Nothing but the line with "OCR this image." and the lines after it, through the end of the records below, is to be repeated, exactly as it is.

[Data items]
____________

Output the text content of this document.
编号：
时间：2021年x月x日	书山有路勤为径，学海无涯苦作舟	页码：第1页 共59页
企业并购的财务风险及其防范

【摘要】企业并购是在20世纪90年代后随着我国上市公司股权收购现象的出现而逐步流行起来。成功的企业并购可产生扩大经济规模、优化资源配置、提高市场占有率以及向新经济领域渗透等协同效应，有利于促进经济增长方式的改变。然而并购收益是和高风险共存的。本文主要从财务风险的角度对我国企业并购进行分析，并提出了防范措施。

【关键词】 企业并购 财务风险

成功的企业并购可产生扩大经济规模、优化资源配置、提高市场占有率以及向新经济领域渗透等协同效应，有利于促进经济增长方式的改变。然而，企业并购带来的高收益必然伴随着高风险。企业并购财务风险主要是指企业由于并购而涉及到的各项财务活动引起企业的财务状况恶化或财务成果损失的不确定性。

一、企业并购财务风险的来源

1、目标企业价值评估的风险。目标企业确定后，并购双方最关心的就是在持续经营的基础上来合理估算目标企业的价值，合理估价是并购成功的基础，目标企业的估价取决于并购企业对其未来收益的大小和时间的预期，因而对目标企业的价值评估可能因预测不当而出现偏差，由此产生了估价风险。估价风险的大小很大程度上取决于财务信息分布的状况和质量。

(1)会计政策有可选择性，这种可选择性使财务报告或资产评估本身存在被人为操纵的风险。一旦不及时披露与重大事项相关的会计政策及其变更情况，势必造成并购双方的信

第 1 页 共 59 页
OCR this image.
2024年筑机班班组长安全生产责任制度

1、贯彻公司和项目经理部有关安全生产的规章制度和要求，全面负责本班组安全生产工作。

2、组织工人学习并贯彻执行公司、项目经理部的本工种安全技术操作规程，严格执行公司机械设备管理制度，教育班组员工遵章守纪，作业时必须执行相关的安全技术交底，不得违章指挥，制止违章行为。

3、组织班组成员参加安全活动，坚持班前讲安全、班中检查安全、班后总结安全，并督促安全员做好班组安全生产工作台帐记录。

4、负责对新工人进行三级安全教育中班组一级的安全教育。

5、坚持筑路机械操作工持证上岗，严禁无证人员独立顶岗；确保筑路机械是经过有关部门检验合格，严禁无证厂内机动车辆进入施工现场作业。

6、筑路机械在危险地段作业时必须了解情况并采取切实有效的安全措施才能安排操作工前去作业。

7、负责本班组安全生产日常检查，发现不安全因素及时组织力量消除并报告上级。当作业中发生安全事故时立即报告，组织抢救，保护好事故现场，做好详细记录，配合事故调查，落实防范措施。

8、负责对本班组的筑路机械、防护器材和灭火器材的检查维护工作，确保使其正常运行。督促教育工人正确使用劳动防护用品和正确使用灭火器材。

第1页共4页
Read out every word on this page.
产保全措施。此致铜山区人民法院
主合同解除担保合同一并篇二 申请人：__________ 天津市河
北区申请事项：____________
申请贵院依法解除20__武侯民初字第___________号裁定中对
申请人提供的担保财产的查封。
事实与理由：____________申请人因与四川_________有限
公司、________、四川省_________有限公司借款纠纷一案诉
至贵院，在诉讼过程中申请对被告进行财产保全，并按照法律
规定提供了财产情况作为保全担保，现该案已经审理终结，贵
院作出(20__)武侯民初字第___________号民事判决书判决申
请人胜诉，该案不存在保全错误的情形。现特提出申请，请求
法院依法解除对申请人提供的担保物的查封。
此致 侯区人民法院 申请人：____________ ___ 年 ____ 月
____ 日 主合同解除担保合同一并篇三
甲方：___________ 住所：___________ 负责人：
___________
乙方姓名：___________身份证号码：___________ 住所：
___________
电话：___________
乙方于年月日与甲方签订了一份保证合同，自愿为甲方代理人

____________

→ RESULT OF THIS EXERCISE:
OCR this image.
2024年筑机班班组长安全生产责任制度

1、贯彻公司和项目经理部有关安全生产的规章制度和要求，全面负责本班组安全生产工作。

2、组织工人学习并贯彻执行公司、项目经理部的本工种安全技术操作规程，严格执行公司机械设备管理制度，教育班组员工遵章守纪，作业时必须执行相关的安全技术交底，不得违章指挥，制止违章行为。

3、组织班组成员参加安全活动，坚持班前讲安全、班中检查安全、班后总结安全，并督促安全员做好班组安全生产工作台帐记录。

4、负责对新工人进行三级安全教育中班组一级的安全教育。

5、坚持筑路机械操作工持证上岗，严禁无证人员独立顶岗；确保筑路机械是经过有关部门检验合格，严禁无证厂内机动车辆进入施工现场作业。

6、筑路机械在危险地段作业时必须了解情况并采取切实有效的安全措施才能安排操作工前去作业。

7、负责本班组安全生产日常检查，发现不安全因素及时组织力量消除并报告上级。当作业中发生安全事故时立即报告，组织抢救，保护好事故现场，做好详细记录，配合事故调查，落实防范措施。

8、负责对本班组的筑路机械、防护器材和灭火器材的检查维护工作，确保使其正常运行。督促教育工人正确使用劳动防护用品和正确使用灭火器材。

第1页共4页
Read out every word on this page.
产保全措施。此致铜山区人民法院
主合同解除担保合同一并篇二 申请人：__________ 天津市河
北区申请事项：____________
申请贵院依法解除20__武侯民初字第___________号裁定中对
申请人提供的担保财产的查封。
事实与理由：____________申请人因与四川_________有限
公司、________、四川省_________有限公司借款纠纷一案诉
至贵院，在诉讼过程中申请对被告进行财产保全，并按照法律
规定提供了财产情况作为保全担保，现该案已经审理终结，贵
院作出(20__)武侯民初字第___________号民事判决书判决申
请人胜诉，该案不存在保全错误的情形。现特提出申请，请求
法院依法解除对申请人提供的担保物的查封。
此致 侯区人民法院 申请人：____________ ___ 年 ____ 月
____ 日 主合同解除担保合同一并篇三
甲方：___________ 住所：___________ 负责人：
___________
乙方姓名：___________身份证号码：___________ 住所：
___________
电话：___________
乙方于年月日与甲方签订了一份保证合同，自愿为甲方代理人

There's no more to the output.